Reproduce the lines of the material exactly, excluding every image.

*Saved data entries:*
- - - - -

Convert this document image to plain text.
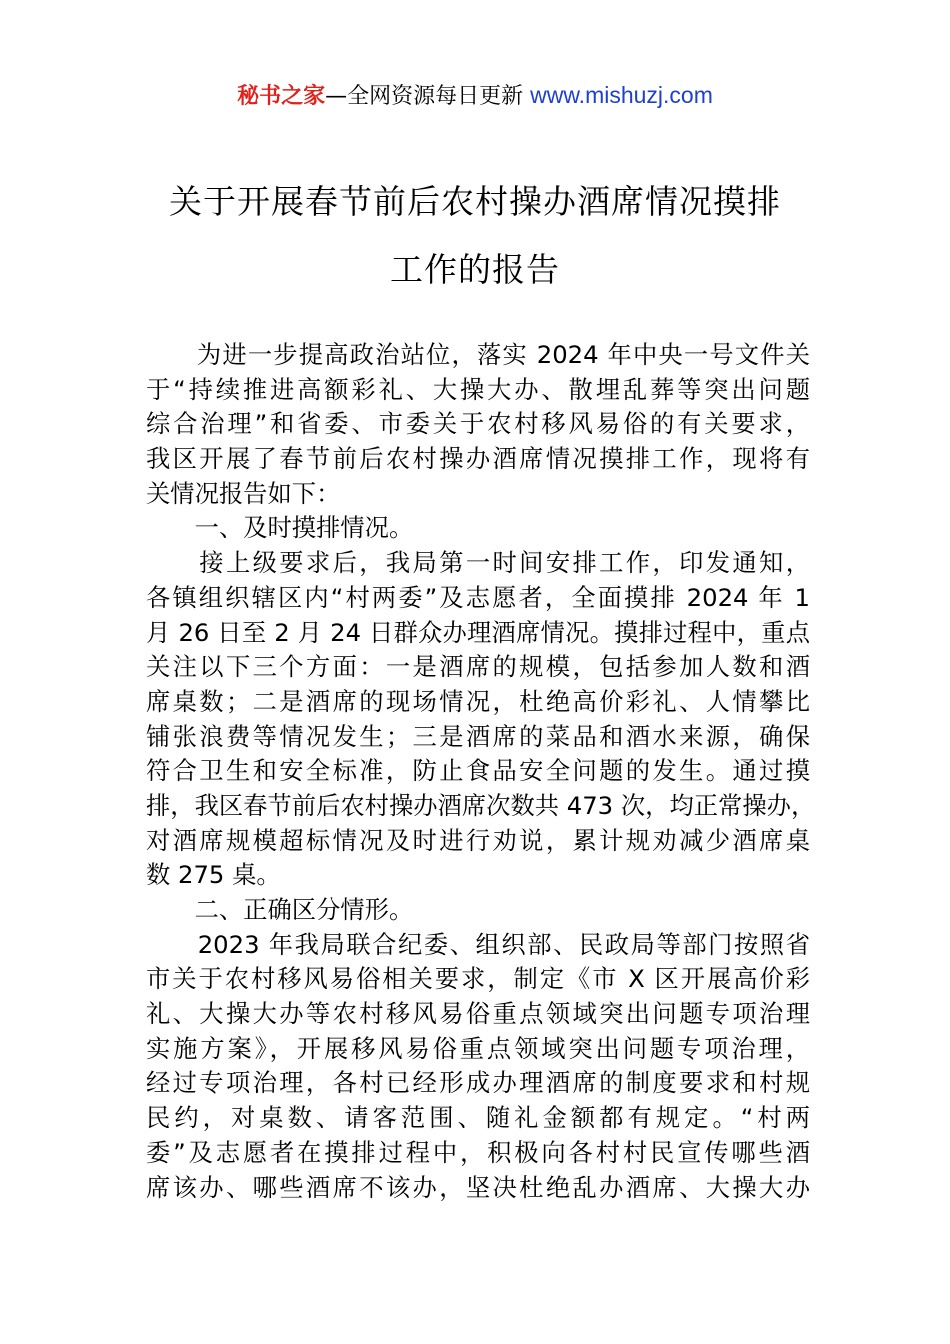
秘书之家—全网资源每日更新 www.mishuzj.com
关于开展春节前后农村操办酒席情况摸排
工作的报告
　　为进一步提高政治站位，落实 2024 年中央一号文件关
于“持续推进高额彩礼、大操大办、散埋乱葬等突出问题
综合治理”和省委、市委关于农村移风易俗的有关要求，
我区开展了春节前后农村操办酒席情况摸排工作，现将有
关情况报告如下：
　　一、及时摸排情况。
　　接上级要求后，我局第一时间安排工作，印发通知，
各镇组织辖区内“村两委”及志愿者，全面摸排 2024 年 1
月 26 日至 2 月 24 日群众办理酒席情况。摸排过程中，重点
关注以下三个方面：一是酒席的规模，包括参加人数和酒
席桌数；二是酒席的现场情况，杜绝高价彩礼、人情攀比
铺张浪费等情况发生；三是酒席的菜品和酒水来源，确保
符合卫生和安全标准，防止食品安全问题的发生。通过摸
排，我区春节前后农村操办酒席次数共 473 次，均正常操办，
对酒席规模超标情况及时进行劝说，累计规劝减少酒席桌
数 275 桌。
　　二、正确区分情形。
　　2023 年我局联合纪委、组织部、民政局等部门按照省
市关于农村移风易俗相关要求，制定《市 X 区开展高价彩
礼、大操大办等农村移风易俗重点领域突出问题专项治理
实施方案》，开展移风易俗重点领域突出问题专项治理，
经过专项治理，各村已经形成办理酒席的制度要求和村规
民约，对桌数、请客范围、随礼金额都有规定。“村两
委”及志愿者在摸排过程中，积极向各村村民宣传哪些酒
席该办、哪些酒席不该办，坚决杜绝乱办酒席、大操大办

- - - - -

*Result below:*
Convert this document image to plain text.
秘书之家—全网资源每日更新 www.mishuzj.com
关于开展春节前后农村操办酒席情况摸排
工作的报告
　　为进一步提高政治站位，落实 2024 年中央一号文件关
于“持续推进高额彩礼、大操大办、散埋乱葬等突出问题
综合治理”和省委、市委关于农村移风易俗的有关要求，
我区开展了春节前后农村操办酒席情况摸排工作，现将有
关情况报告如下：
　　一、及时摸排情况。
　　接上级要求后，我局第一时间安排工作，印发通知，
各镇组织辖区内“村两委”及志愿者，全面摸排 2024 年 1
月 26 日至 2 月 24 日群众办理酒席情况。摸排过程中，重点
关注以下三个方面：一是酒席的规模，包括参加人数和酒
席桌数；二是酒席的现场情况，杜绝高价彩礼、人情攀比
铺张浪费等情况发生；三是酒席的菜品和酒水来源，确保
符合卫生和安全标准，防止食品安全问题的发生。通过摸
排，我区春节前后农村操办酒席次数共 473 次，均正常操办，
对酒席规模超标情况及时进行劝说，累计规劝减少酒席桌
数 275 桌。
　　二、正确区分情形。
　　2023 年我局联合纪委、组织部、民政局等部门按照省
市关于农村移风易俗相关要求，制定《市 X 区开展高价彩
礼、大操大办等农村移风易俗重点领域突出问题专项治理
实施方案》，开展移风易俗重点领域突出问题专项治理，
经过专项治理，各村已经形成办理酒席的制度要求和村规
民约，对桌数、请客范围、随礼金额都有规定。“村两
委”及志愿者在摸排过程中，积极向各村村民宣传哪些酒
席该办、哪些酒席不该办，坚决杜绝乱办酒席、大操大办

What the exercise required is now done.